#### Problem description
Find each line in the entries below that contains the string "Protocolo", and copy those lines. The match is case-sensitive.

Entries from a dataset:
[Begin]

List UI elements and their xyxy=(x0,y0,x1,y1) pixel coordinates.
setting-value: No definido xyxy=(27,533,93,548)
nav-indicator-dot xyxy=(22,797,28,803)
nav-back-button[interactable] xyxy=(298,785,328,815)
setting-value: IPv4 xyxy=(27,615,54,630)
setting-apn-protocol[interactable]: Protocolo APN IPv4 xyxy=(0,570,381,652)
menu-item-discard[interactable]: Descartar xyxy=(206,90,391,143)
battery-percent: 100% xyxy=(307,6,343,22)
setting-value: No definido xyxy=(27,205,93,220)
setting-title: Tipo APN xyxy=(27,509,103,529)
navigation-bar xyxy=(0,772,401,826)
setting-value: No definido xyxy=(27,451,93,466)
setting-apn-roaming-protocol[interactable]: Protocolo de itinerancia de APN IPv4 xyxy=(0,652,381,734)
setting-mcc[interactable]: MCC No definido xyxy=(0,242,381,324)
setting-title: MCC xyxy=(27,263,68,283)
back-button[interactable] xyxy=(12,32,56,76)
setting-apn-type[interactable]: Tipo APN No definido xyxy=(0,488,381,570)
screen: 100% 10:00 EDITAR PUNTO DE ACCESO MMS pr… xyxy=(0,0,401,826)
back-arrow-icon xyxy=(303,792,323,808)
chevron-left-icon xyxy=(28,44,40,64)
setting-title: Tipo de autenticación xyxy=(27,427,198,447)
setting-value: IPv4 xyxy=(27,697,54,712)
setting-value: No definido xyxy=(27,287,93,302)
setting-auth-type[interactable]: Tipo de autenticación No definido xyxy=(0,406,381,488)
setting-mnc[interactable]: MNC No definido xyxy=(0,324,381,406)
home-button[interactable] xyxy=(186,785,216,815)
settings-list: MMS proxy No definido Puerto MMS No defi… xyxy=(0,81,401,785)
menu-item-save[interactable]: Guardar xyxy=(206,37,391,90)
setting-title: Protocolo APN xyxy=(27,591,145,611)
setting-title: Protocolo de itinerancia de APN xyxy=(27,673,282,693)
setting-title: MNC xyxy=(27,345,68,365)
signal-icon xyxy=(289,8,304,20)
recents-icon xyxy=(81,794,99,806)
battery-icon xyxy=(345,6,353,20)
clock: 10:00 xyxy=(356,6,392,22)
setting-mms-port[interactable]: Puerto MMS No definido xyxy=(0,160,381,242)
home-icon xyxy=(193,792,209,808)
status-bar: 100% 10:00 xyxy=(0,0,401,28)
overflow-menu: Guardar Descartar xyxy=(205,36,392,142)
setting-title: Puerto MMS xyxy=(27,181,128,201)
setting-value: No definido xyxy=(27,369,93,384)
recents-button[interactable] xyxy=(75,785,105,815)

[End]

#### Answer in full
setting-apn-protocol[interactable]: Protocolo APN IPv4 xyxy=(0,570,381,652)
setting-apn-roaming-protocol[interactable]: Protocolo de itinerancia de APN IPv4 xyxy=(0,652,381,734)
setting-title: Protocolo APN xyxy=(27,591,145,611)
setting-title: Protocolo de itinerancia de APN xyxy=(27,673,282,693)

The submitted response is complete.